Excerpted data:
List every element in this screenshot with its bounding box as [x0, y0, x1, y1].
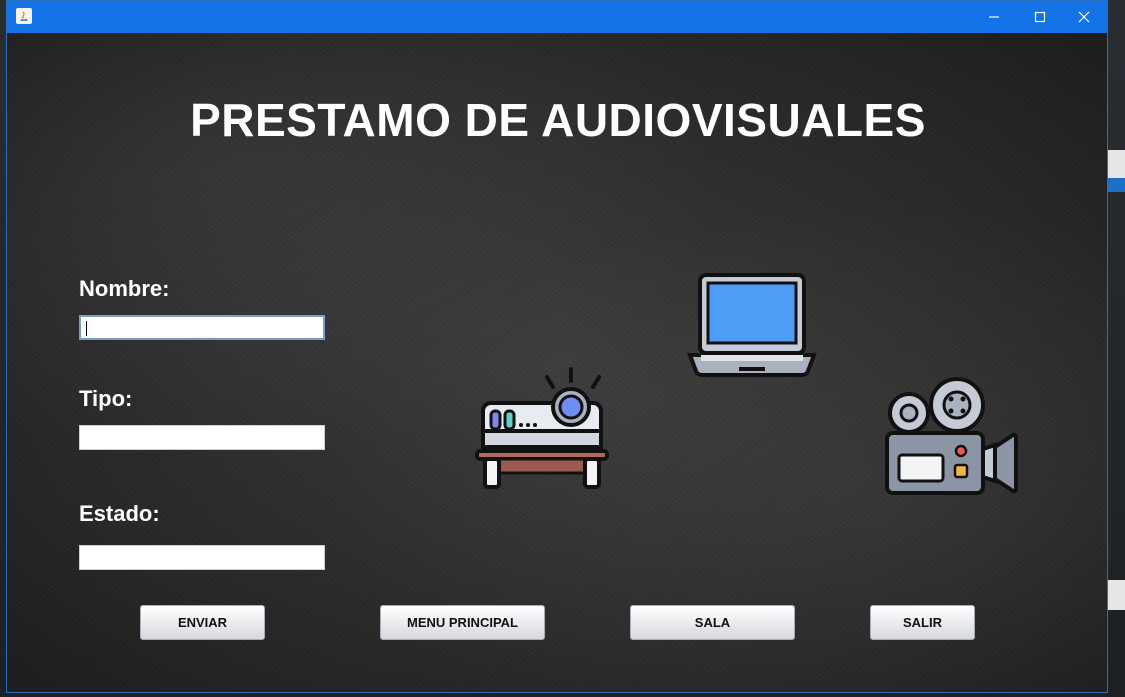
desktop-window-edge: [1108, 178, 1125, 192]
text-caret: [86, 321, 87, 336]
tipo-input[interactable]: [79, 425, 325, 450]
minimize-button[interactable]: [971, 1, 1017, 33]
menu-principal-button[interactable]: MENU PRINCIPAL: [380, 605, 545, 640]
estado-input[interactable]: [79, 545, 325, 570]
maximize-button[interactable]: [1017, 1, 1063, 33]
nombre-label: Nombre:: [79, 276, 170, 301]
close-icon: [1078, 11, 1090, 23]
app-window: PRESTAMO DE AUDIOVISUALES Nombre: Tipo: …: [6, 0, 1108, 693]
page-title: PRESTAMO DE AUDIOVISUALES: [190, 94, 926, 146]
tipo-label: Tipo:: [79, 386, 133, 411]
laptop-icon: [687, 273, 817, 377]
estado-label: Estado:: [79, 501, 160, 526]
enviar-button[interactable]: ENVIAR: [140, 605, 265, 640]
java-app-icon[interactable]: [16, 8, 32, 24]
video-camera-icon: [885, 377, 1018, 495]
close-button[interactable]: [1061, 1, 1107, 33]
maximize-icon: [1034, 11, 1046, 23]
sala-button[interactable]: SALA: [630, 605, 795, 640]
desktop-window-edge: [1108, 580, 1125, 610]
title-bar[interactable]: [7, 1, 1107, 33]
desktop-window-edge: [1108, 150, 1125, 180]
content-panel: PRESTAMO DE AUDIOVISUALES Nombre: Tipo: …: [7, 33, 1107, 692]
salir-button[interactable]: SALIR: [870, 605, 975, 640]
minimize-icon: [989, 16, 999, 18]
projector-icon: [475, 367, 609, 489]
nombre-input[interactable]: [79, 315, 325, 340]
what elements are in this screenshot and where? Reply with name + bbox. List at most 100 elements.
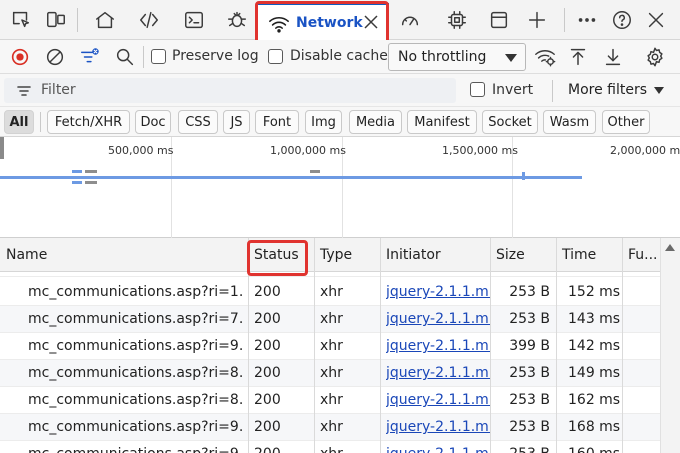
settings-gear-icon[interactable] [643,45,667,69]
initiator-link[interactable]: jquery-2.1.1.min [386,306,490,333]
column-header-initiator[interactable]: Initiator [380,238,490,272]
table-row[interactable]: jquery-2.1.1.min [0,272,660,277]
column-header-name[interactable]: Name [0,238,248,272]
divider [40,112,41,132]
filter-lines-icon [16,83,32,99]
device-emulation-icon[interactable] [43,7,69,33]
overview-request-bar [522,172,525,180]
chip-other[interactable]: Other [602,110,650,134]
filter-placeholder: Filter [41,82,76,98]
column-header-size[interactable]: Size [490,238,556,272]
request-type: xhr [320,365,343,381]
chevron-down-icon [505,54,517,62]
chip-fetch-xhr[interactable]: Fetch/XHR [47,110,130,134]
network-toolbar: Preserve log Disable cache No throttling [0,40,680,74]
column-header-type[interactable]: Type [314,238,380,272]
inspect-icon[interactable] [8,7,34,33]
column-header-fulfilled-by[interactable]: Fu... [622,238,660,272]
more-filters-button[interactable]: More filters [568,82,647,98]
home-icon[interactable] [92,7,118,33]
request-table-body: jquery-2.1.1.min mc_communications.asp?r… [0,272,680,453]
table-row[interactable]: mc_communications.asp?ri=8... 200 xhr jq… [0,387,660,414]
initiator-link[interactable]: jquery-2.1.1.min [386,333,490,360]
performance-icon[interactable] [397,7,423,33]
chip-css[interactable]: CSS [178,110,218,134]
import-har-icon[interactable] [566,45,590,69]
initiator-link[interactable]: jquery-2.1.1.min [386,441,490,453]
request-status: 200 [254,338,281,354]
column-divider[interactable] [490,238,491,453]
initiator-link[interactable]: jquery-2.1.1.min [386,279,490,306]
clear-icon[interactable] [43,45,67,69]
column-divider[interactable] [314,238,315,453]
console-icon[interactable] [181,7,207,33]
chip-font[interactable]: Font [255,110,299,134]
search-icon[interactable] [113,45,137,69]
preserve-log-checkbox[interactable] [151,49,166,64]
close-icon[interactable] [643,7,669,33]
invert-label: Invert [492,82,534,98]
filter-input[interactable]: Filter [4,78,456,103]
column-divider[interactable] [248,238,249,453]
table-row[interactable]: mc_communications.asp?ri=9... 200 xhr jq… [0,333,660,360]
divider [143,46,144,68]
chip-js[interactable]: JS [223,110,250,134]
network-overview[interactable]: 500,000 ms 1,000,000 ms 1,500,000 ms 2,0… [0,137,680,238]
initiator-link[interactable]: jquery-2.1.1.min [386,360,490,387]
scroll-up-arrow-icon[interactable] [665,244,675,251]
request-type: xhr [320,392,343,408]
table-scrollbar[interactable] [660,238,680,453]
request-time: 149 ms [568,365,620,381]
divider [552,80,553,102]
record-icon[interactable] [8,45,32,69]
chip-img[interactable]: Img [305,110,342,134]
close-tab-icon[interactable] [362,13,380,31]
disable-cache-checkbox[interactable] [268,49,283,64]
request-size: 253 B [509,311,550,327]
column-divider[interactable] [556,238,557,453]
column-divider[interactable] [622,238,623,453]
table-row[interactable]: mc_communications.asp?ri=9... 200 xhr jq… [0,441,660,453]
invert-checkbox[interactable] [470,82,485,97]
request-status: 200 [254,441,310,453]
chip-manifest[interactable]: Manifest [407,110,477,134]
chip-doc[interactable]: Doc [135,110,171,134]
chip-media[interactable]: Media [349,110,402,134]
chip-wasm[interactable]: Wasm [543,110,596,134]
initiator-link[interactable]: jquery-2.1.1.min [386,272,490,277]
overview-label-2000000: 2,000,000 ms [610,144,680,157]
chip-all[interactable]: All [4,110,34,134]
add-icon[interactable] [524,7,550,33]
request-time: 152 ms [568,284,620,300]
request-type: xhr [320,441,376,453]
request-time: 168 ms [568,419,620,435]
throttling-select[interactable]: No throttling [388,43,526,71]
overview-request-bar [0,176,582,179]
overview-label-1500000: 1,500,000 ms [442,144,518,157]
initiator-link[interactable]: jquery-2.1.1.min [386,387,490,414]
column-header-status[interactable]: Status [248,238,314,272]
export-har-icon[interactable] [601,45,625,69]
overview-left-handle[interactable] [0,137,4,159]
initiator-link[interactable]: jquery-2.1.1.min [386,414,490,441]
table-row[interactable]: mc_communications.asp?ri=7... 200 xhr jq… [0,306,660,333]
request-time: 160 ms [568,441,620,453]
chip-socket[interactable]: Socket [482,110,538,134]
network-conditions-icon[interactable] [533,45,557,69]
tab-network[interactable]: Network [258,3,389,41]
table-row[interactable]: mc_communications.asp?ri=1... 200 xhr jq… [0,279,660,306]
request-size: 253 B [509,419,550,435]
sources-icon[interactable] [224,7,250,33]
request-size: 399 B [509,338,550,354]
column-header-time[interactable]: Time [556,238,622,272]
table-row[interactable]: mc_communications.asp?ri=8... 200 xhr jq… [0,360,660,387]
filter-toggle-icon[interactable] [78,45,102,69]
column-divider[interactable] [380,238,381,453]
elements-icon[interactable] [136,7,162,33]
help-icon[interactable] [609,7,635,33]
more-icon[interactable] [574,7,600,33]
table-row[interactable]: mc_communications.asp?ri=9... 200 xhr jq… [0,414,660,441]
request-type: xhr [320,338,343,354]
memory-icon[interactable] [444,7,470,33]
application-icon[interactable] [486,7,512,33]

Challenge:
Copy out every line of the items above verbatim, but drop the picture placeholders.

Solution to the exercise:
List every element in this screenshot with its bounding box as [x0, y0, x1, y1].
desktop-window-edge: [1108, 178, 1125, 192]
text-caret: [86, 321, 87, 336]
tipo-input[interactable]: [79, 425, 325, 450]
minimize-button[interactable]: [971, 1, 1017, 33]
menu-principal-button[interactable]: MENU PRINCIPAL: [380, 605, 545, 640]
estado-input[interactable]: [79, 545, 325, 570]
maximize-button[interactable]: [1017, 1, 1063, 33]
nombre-label: Nombre:: [79, 276, 170, 301]
close-icon: [1078, 11, 1090, 23]
app-window: PRESTAMO DE AUDIOVISUALES Nombre: Tipo: …: [6, 0, 1108, 693]
page-title: PRESTAMO DE AUDIOVISUALES: [190, 94, 926, 146]
tipo-label: Tipo:: [79, 386, 133, 411]
laptop-icon: [687, 273, 817, 377]
estado-label: Estado:: [79, 501, 160, 526]
enviar-button[interactable]: ENVIAR: [140, 605, 265, 640]
java-app-icon[interactable]: [16, 8, 32, 24]
video-camera-icon: [885, 377, 1018, 495]
close-button[interactable]: [1061, 1, 1107, 33]
maximize-icon: [1034, 11, 1046, 23]
sala-button[interactable]: SALA: [630, 605, 795, 640]
desktop-window-edge: [1108, 580, 1125, 610]
title-bar[interactable]: [7, 1, 1107, 33]
desktop-window-edge: [1108, 150, 1125, 180]
content-panel: PRESTAMO DE AUDIOVISUALES Nombre: Tipo: …: [7, 33, 1107, 692]
salir-button[interactable]: SALIR: [870, 605, 975, 640]
minimize-icon: [989, 16, 999, 18]
projector-icon: [475, 367, 609, 489]
nombre-input[interactable]: [79, 315, 325, 340]
what elements are in this screenshot and where? Reply with name + bbox. List at most 100 elements.
settings-gear-icon[interactable] [643,45,667,69]
initiator-link[interactable]: jquery-2.1.1.min [386,306,490,333]
column-header-initiator[interactable]: Initiator [380,238,490,272]
table-row[interactable]: jquery-2.1.1.min [0,272,660,277]
column-header-name[interactable]: Name [0,238,248,272]
divider [40,112,41,132]
filter-lines-icon [16,83,32,99]
device-emulation-icon[interactable] [43,7,69,33]
overview-request-bar [522,172,525,180]
chip-other[interactable]: Other [602,110,650,134]
filter-placeholder: Filter [41,82,76,98]
column-header-size[interactable]: Size [490,238,556,272]
request-type: xhr [320,365,343,381]
chevron-down-icon [505,54,517,62]
chip-fetch-xhr[interactable]: Fetch/XHR [47,110,130,134]
network-toolbar: Preserve log Disable cache No throttling [0,40,680,74]
column-header-type[interactable]: Type [314,238,380,272]
inspect-icon[interactable] [8,7,34,33]
column-header-fulfilled-by[interactable]: Fu... [622,238,660,272]
more-filters-button[interactable]: More filters [568,82,647,98]
home-icon[interactable] [92,7,118,33]
request-table-body: jquery-2.1.1.min mc_communications.asp?r… [0,272,680,453]
table-row[interactable]: mc_communications.asp?ri=8... 200 xhr jq… [0,387,660,414]
initiator-link[interactable]: jquery-2.1.1.min [386,333,490,360]
performance-icon[interactable] [397,7,423,33]
chip-css[interactable]: CSS [178,110,218,134]
import-har-icon[interactable] [566,45,590,69]
initiator-link[interactable]: jquery-2.1.1.min [386,441,490,453]
request-status: 200 [254,338,281,354]
column-divider[interactable] [490,238,491,453]
initiator-link[interactable]: jquery-2.1.1.min [386,279,490,306]
clear-icon[interactable] [43,45,67,69]
column-divider[interactable] [314,238,315,453]
console-icon[interactable] [181,7,207,33]
chip-font[interactable]: Font [255,110,299,134]
search-icon[interactable] [113,45,137,69]
preserve-log-checkbox[interactable] [151,49,166,64]
close-icon[interactable] [643,7,669,33]
invert-label: Invert [492,82,534,98]
filter-input[interactable]: Filter [4,78,456,103]
column-divider[interactable] [248,238,249,453]
table-row[interactable]: mc_communications.asp?ri=9... 200 xhr jq… [0,333,660,360]
divider [143,46,144,68]
chip-js[interactable]: JS [223,110,250,134]
network-overview[interactable]: 500,000 ms 1,000,000 ms 1,500,000 ms 2,0… [0,137,680,238]
initiator-link[interactable]: jquery-2.1.1.min [386,360,490,387]
scroll-up-arrow-icon[interactable] [665,244,675,251]
request-type: xhr [320,392,343,408]
table-scrollbar[interactable] [660,238,680,453]
request-time: 149 ms [568,365,620,381]
divider [552,80,553,102]
record-icon[interactable] [8,45,32,69]
chip-img[interactable]: Img [305,110,342,134]
close-tab-icon[interactable] [362,13,380,31]
disable-cache-checkbox[interactable] [268,49,283,64]
request-size: 253 B [509,311,550,327]
column-divider[interactable] [556,238,557,453]
column-divider[interactable] [622,238,623,453]
table-row[interactable]: mc_communications.asp?ri=9... 200 xhr jq… [0,441,660,453]
invert-checkbox[interactable] [470,82,485,97]
request-status: 200 [254,441,310,453]
chip-manifest[interactable]: Manifest [407,110,477,134]
chip-doc[interactable]: Doc [135,110,171,134]
chip-media[interactable]: Media [349,110,402,134]
chip-wasm[interactable]: Wasm [543,110,596,134]
initiator-link[interactable]: jquery-2.1.1.min [386,272,490,277]
overview-label-2000000: 2,000,000 ms [610,144,680,157]
chip-all[interactable]: All [4,110,34,134]
add-icon[interactable] [524,7,550,33]
request-time: 152 ms [568,284,620,300]
request-type: xhr [320,441,376,453]
request-time: 168 ms [568,419,620,435]
throttling-select[interactable]: No throttling [388,43,526,71]
overview-request-bar [0,176,582,179]
overview-label-1500000: 1,500,000 ms [442,144,518,157]
initiator-link[interactable]: jquery-2.1.1.min [386,387,490,414]
column-header-status[interactable]: Status [248,238,314,272]
export-har-icon[interactable] [601,45,625,69]
overview-left-handle[interactable] [0,137,4,159]
initiator-link[interactable]: jquery-2.1.1.min [386,414,490,441]
table-row[interactable]: mc_communications.asp?ri=7... 200 xhr jq… [0,306,660,333]
request-time: 160 ms [568,441,620,453]
chip-socket[interactable]: Socket [482,110,538,134]
network-conditions-icon[interactable] [533,45,557,69]
tab-network[interactable]: Network [258,3,389,41]
table-row[interactable]: mc_communications.asp?ri=1... 200 xhr jq… [0,279,660,306]
request-size: 253 B [509,419,550,435]
sources-icon[interactable] [224,7,250,33]
request-size: 399 B [509,338,550,354]
column-header-time[interactable]: Time [556,238,622,272]
table-row[interactable]: mc_communications.asp?ri=8... 200 xhr jq… [0,360,660,387]
filter-toggle-icon[interactable] [78,45,102,69]
column-divider[interactable] [380,238,381,453]
elements-icon[interactable] [136,7,162,33]
help-icon[interactable] [609,7,635,33]
more-icon[interactable] [574,7,600,33]
table-row[interactable]: mc_communications.asp?ri=9... 200 xhr jq… [0,414,660,441]
request-type: xhr [320,338,343,354]
memory-icon[interactable] [444,7,470,33]
application-icon[interactable] [486,7,512,33]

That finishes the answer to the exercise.